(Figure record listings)
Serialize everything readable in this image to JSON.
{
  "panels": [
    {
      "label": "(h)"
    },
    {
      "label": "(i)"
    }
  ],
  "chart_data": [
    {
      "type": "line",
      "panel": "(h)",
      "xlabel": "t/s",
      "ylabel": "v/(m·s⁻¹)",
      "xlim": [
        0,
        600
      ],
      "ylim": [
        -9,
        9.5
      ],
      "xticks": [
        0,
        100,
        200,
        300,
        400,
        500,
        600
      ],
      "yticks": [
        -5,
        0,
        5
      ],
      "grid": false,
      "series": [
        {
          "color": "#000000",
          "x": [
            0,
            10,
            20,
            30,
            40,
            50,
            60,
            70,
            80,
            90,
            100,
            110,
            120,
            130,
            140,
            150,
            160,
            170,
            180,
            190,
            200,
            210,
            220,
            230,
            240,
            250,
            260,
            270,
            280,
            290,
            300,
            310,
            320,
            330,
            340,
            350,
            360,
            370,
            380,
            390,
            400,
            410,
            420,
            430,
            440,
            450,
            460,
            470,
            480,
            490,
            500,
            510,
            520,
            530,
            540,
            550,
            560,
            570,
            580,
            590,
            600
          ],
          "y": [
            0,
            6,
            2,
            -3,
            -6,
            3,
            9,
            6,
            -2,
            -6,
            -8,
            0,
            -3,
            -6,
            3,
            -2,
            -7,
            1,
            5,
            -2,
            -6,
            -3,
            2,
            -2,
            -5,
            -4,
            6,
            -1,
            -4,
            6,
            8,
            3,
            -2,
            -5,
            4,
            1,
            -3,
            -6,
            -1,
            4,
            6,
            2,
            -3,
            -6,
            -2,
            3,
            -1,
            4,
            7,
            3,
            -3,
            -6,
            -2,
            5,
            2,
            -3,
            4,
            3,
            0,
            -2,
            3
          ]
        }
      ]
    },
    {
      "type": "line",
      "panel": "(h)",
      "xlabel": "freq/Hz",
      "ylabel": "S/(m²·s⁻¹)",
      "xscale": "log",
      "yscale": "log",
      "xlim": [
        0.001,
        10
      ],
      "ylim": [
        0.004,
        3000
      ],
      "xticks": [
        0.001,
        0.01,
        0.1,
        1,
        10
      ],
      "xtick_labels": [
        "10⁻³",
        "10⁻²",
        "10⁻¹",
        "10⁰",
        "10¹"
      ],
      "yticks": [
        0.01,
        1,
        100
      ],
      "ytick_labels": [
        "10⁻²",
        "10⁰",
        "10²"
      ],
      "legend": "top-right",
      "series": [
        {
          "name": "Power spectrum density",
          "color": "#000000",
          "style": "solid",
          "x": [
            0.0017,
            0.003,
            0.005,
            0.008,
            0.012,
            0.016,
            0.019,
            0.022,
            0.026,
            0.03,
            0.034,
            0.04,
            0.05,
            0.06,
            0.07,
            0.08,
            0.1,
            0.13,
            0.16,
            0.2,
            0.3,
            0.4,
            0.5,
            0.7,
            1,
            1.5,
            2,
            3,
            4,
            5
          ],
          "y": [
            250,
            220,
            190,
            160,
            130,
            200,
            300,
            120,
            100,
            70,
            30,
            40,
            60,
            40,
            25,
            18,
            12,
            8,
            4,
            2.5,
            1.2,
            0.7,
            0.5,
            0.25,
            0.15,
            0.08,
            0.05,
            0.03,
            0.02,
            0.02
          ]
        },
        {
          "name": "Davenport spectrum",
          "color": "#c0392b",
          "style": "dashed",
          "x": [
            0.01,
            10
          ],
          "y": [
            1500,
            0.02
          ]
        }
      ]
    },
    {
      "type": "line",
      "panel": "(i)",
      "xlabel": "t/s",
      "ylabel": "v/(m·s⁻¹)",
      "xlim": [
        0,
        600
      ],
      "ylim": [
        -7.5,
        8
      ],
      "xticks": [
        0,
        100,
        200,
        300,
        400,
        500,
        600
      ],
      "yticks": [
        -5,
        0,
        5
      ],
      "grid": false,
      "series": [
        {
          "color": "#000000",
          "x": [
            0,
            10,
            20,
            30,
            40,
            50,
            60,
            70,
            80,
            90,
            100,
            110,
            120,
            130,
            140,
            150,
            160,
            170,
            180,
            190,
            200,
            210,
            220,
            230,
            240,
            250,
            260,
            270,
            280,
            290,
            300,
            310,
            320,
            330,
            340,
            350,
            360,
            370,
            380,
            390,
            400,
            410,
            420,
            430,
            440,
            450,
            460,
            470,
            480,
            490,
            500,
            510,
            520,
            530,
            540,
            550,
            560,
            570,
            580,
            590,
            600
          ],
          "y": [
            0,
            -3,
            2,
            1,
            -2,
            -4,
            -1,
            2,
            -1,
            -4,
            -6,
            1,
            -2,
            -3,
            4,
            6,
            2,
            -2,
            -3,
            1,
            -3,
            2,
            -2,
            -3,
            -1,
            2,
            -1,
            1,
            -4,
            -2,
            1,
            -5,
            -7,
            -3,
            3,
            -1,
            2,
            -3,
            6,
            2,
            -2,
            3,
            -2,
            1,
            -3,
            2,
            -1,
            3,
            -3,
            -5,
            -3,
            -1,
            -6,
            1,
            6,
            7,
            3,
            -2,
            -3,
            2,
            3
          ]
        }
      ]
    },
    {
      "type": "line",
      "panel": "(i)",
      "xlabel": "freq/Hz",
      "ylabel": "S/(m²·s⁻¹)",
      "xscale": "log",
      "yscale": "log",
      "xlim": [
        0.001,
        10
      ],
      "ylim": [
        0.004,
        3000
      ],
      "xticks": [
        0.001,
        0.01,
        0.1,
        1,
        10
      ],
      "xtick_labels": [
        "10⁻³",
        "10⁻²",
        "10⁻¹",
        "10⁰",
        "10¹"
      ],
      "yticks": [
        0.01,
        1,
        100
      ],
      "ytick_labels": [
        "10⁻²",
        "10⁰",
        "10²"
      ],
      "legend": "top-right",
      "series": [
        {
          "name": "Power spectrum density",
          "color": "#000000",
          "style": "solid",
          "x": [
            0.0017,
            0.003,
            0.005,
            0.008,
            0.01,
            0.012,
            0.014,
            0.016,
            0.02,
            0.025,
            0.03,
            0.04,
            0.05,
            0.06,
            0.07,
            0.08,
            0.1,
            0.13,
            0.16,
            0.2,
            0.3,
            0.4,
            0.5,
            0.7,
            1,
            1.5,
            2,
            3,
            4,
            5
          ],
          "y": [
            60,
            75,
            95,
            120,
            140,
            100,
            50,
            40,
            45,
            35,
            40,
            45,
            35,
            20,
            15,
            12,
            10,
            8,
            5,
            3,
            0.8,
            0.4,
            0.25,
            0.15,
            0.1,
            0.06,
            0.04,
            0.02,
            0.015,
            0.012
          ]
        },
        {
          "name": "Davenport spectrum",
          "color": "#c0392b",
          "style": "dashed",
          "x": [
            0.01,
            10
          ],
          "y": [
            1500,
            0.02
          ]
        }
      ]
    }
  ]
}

THE REQUEST:
Each line of the listing should be copied exactly.

WRITTEN REPLY:
Serialize everything readable in this image to JSON.
{
  "panels": [
    {
      "label": "(h)"
    },
    {
      "label": "(i)"
    }
  ],
  "chart_data": [
    {
      "type": "line",
      "panel": "(h)",
      "xlabel": "t/s",
      "ylabel": "v/(m·s⁻¹)",
      "xlim": [
        0,
        600
      ],
      "ylim": [
        -9,
        9.5
      ],
      "xticks": [
        0,
        100,
        200,
        300,
        400,
        500,
        600
      ],
      "yticks": [
        -5,
        0,
        5
      ],
      "grid": false,
      "series": [
        {
          "color": "#000000",
          "x": [
            0,
            10,
            20,
            30,
            40,
            50,
            60,
            70,
            80,
            90,
            100,
            110,
            120,
            130,
            140,
            150,
            160,
            170,
            180,
            190,
            200,
            210,
            220,
            230,
            240,
            250,
            260,
            270,
            280,
            290,
            300,
            310,
            320,
            330,
            340,
            350,
            360,
            370,
            380,
            390,
            400,
            410,
            420,
            430,
            440,
            450,
            460,
            470,
            480,
            490,
            500,
            510,
            520,
            530,
            540,
            550,
            560,
            570,
            580,
            590,
            600
          ],
          "y": [
            0,
            6,
            2,
            -3,
            -6,
            3,
            9,
            6,
            -2,
            -6,
            -8,
            0,
            -3,
            -6,
            3,
            -2,
            -7,
            1,
            5,
            -2,
            -6,
            -3,
            2,
            -2,
            -5,
            -4,
            6,
            -1,
            -4,
            6,
            8,
            3,
            -2,
            -5,
            4,
            1,
            -3,
            -6,
            -1,
            4,
            6,
            2,
            -3,
            -6,
            -2,
            3,
            -1,
            4,
            7,
            3,
            -3,
            -6,
            -2,
            5,
            2,
            -3,
            4,
            3,
            0,
            -2,
            3
          ]
        }
      ]
    },
    {
      "type": "line",
      "panel": "(h)",
      "xlabel": "freq/Hz",
      "ylabel": "S/(m²·s⁻¹)",
      "xscale": "log",
      "yscale": "log",
      "xlim": [
        0.001,
        10
      ],
      "ylim": [
        0.004,
        3000
      ],
      "xticks": [
        0.001,
        0.01,
        0.1,
        1,
        10
      ],
      "xtick_labels": [
        "10⁻³",
        "10⁻²",
        "10⁻¹",
        "10⁰",
        "10¹"
      ],
      "yticks": [
        0.01,
        1,
        100
      ],
      "ytick_labels": [
        "10⁻²",
        "10⁰",
        "10²"
      ],
      "legend": "top-right",
      "series": [
        {
          "name": "Power spectrum density",
          "color": "#000000",
          "style": "solid",
          "x": [
            0.0017,
            0.003,
            0.005,
            0.008,
            0.012,
            0.016,
            0.019,
            0.022,
            0.026,
            0.03,
            0.034,
            0.04,
            0.05,
            0.06,
            0.07,
            0.08,
            0.1,
            0.13,
            0.16,
            0.2,
            0.3,
            0.4,
            0.5,
            0.7,
            1,
            1.5,
            2,
            3,
            4,
            5
          ],
          "y": [
            250,
            220,
            190,
            160,
            130,
            200,
            300,
            120,
            100,
            70,
            30,
            40,
            60,
            40,
            25,
            18,
            12,
            8,
            4,
            2.5,
            1.2,
            0.7,
            0.5,
            0.25,
            0.15,
            0.08,
            0.05,
            0.03,
            0.02,
            0.02
          ]
        },
        {
          "name": "Davenport spectrum",
          "color": "#c0392b",
          "style": "dashed",
          "x": [
            0.01,
            10
          ],
          "y": [
            1500,
            0.02
          ]
        }
      ]
    },
    {
      "type": "line",
      "panel": "(i)",
      "xlabel": "t/s",
      "ylabel": "v/(m·s⁻¹)",
      "xlim": [
        0,
        600
      ],
      "ylim": [
        -7.5,
        8
      ],
      "xticks": [
        0,
        100,
        200,
        300,
        400,
        500,
        600
      ],
      "yticks": [
        -5,
        0,
        5
      ],
      "grid": false,
      "series": [
        {
          "color": "#000000",
          "x": [
            0,
            10,
            20,
            30,
            40,
            50,
            60,
            70,
            80,
            90,
            100,
            110,
            120,
            130,
            140,
            150,
            160,
            170,
            180,
            190,
            200,
            210,
            220,
            230,
            240,
            250,
            260,
            270,
            280,
            290,
            300,
            310,
            320,
            330,
            340,
            350,
            360,
            370,
            380,
            390,
            400,
            410,
            420,
            430,
            440,
            450,
            460,
            470,
            480,
            490,
            500,
            510,
            520,
            530,
            540,
            550,
            560,
            570,
            580,
            590,
            600
          ],
          "y": [
            0,
            -3,
            2,
            1,
            -2,
            -4,
            -1,
            2,
            -1,
            -4,
            -6,
            1,
            -2,
            -3,
            4,
            6,
            2,
            -2,
            -3,
            1,
            -3,
            2,
            -2,
            -3,
            -1,
            2,
            -1,
            1,
            -4,
            -2,
            1,
            -5,
            -7,
            -3,
            3,
            -1,
            2,
            -3,
            6,
            2,
            -2,
            3,
            -2,
            1,
            -3,
            2,
            -1,
            3,
            -3,
            -5,
            -3,
            -1,
            -6,
            1,
            6,
            7,
            3,
            -2,
            -3,
            2,
            3
          ]
        }
      ]
    },
    {
      "type": "line",
      "panel": "(i)",
      "xlabel": "freq/Hz",
      "ylabel": "S/(m²·s⁻¹)",
      "xscale": "log",
      "yscale": "log",
      "xlim": [
        0.001,
        10
      ],
      "ylim": [
        0.004,
        3000
      ],
      "xticks": [
        0.001,
        0.01,
        0.1,
        1,
        10
      ],
      "xtick_labels": [
        "10⁻³",
        "10⁻²",
        "10⁻¹",
        "10⁰",
        "10¹"
      ],
      "yticks": [
        0.01,
        1,
        100
      ],
      "ytick_labels": [
        "10⁻²",
        "10⁰",
        "10²"
      ],
      "legend": "top-right",
      "series": [
        {
          "name": "Power spectrum density",
          "color": "#000000",
          "style": "solid",
          "x": [
            0.0017,
            0.003,
            0.005,
            0.008,
            0.01,
            0.012,
            0.014,
            0.016,
            0.02,
            0.025,
            0.03,
            0.04,
            0.05,
            0.06,
            0.07,
            0.08,
            0.1,
            0.13,
            0.16,
            0.2,
            0.3,
            0.4,
            0.5,
            0.7,
            1,
            1.5,
            2,
            3,
            4,
            5
          ],
          "y": [
            60,
            75,
            95,
            120,
            140,
            100,
            50,
            40,
            45,
            35,
            40,
            45,
            35,
            20,
            15,
            12,
            10,
            8,
            5,
            3,
            0.8,
            0.4,
            0.25,
            0.15,
            0.1,
            0.06,
            0.04,
            0.02,
            0.015,
            0.012
          ]
        },
        {
          "name": "Davenport spectrum",
          "color": "#c0392b",
          "style": "dashed",
          "x": [
            0.01,
            10
          ],
          "y": [
            1500,
            0.02
          ]
        }
      ]
    }
  ]
}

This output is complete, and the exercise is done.